(Dataset items)
========================

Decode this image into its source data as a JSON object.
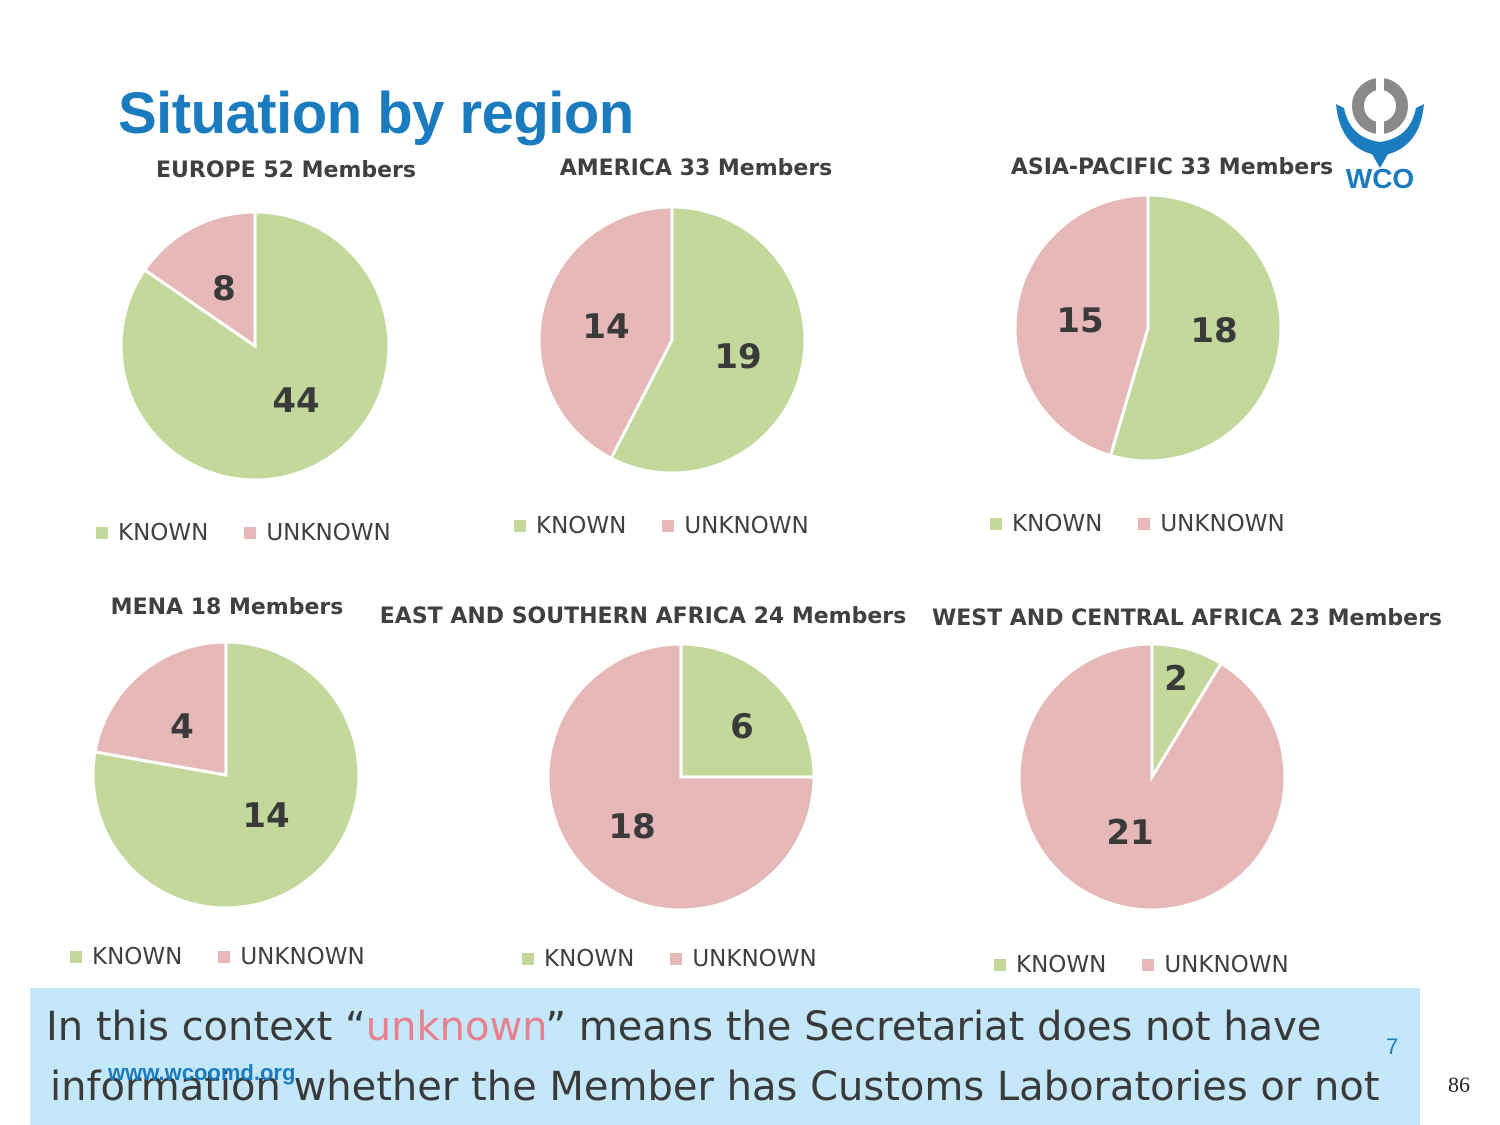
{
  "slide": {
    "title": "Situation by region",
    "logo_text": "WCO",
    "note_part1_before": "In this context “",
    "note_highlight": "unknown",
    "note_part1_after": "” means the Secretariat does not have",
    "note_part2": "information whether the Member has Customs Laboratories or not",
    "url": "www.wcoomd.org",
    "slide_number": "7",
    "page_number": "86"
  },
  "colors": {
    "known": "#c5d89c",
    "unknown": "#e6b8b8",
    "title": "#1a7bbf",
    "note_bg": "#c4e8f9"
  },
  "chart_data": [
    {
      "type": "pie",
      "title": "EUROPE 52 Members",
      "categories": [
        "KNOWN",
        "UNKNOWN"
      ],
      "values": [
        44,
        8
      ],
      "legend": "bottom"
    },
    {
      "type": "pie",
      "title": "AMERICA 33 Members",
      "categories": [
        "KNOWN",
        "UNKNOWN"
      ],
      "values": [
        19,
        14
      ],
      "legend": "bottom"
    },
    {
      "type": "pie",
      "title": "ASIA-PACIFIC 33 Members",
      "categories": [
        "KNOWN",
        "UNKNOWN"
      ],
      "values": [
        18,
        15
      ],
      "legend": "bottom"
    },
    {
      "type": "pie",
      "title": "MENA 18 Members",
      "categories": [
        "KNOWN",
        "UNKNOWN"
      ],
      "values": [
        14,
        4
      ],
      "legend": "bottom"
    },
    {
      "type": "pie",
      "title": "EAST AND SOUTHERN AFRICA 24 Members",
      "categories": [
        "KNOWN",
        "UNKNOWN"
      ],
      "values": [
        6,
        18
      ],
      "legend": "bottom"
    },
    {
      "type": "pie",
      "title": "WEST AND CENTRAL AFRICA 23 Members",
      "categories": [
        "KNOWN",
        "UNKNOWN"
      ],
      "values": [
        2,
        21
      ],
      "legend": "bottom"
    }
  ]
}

========================

> **WRITTEN INSTRUCTION**: Tell how many lines of the data include the word "title", and nothing else.

> **TASK OUTPUT**: 8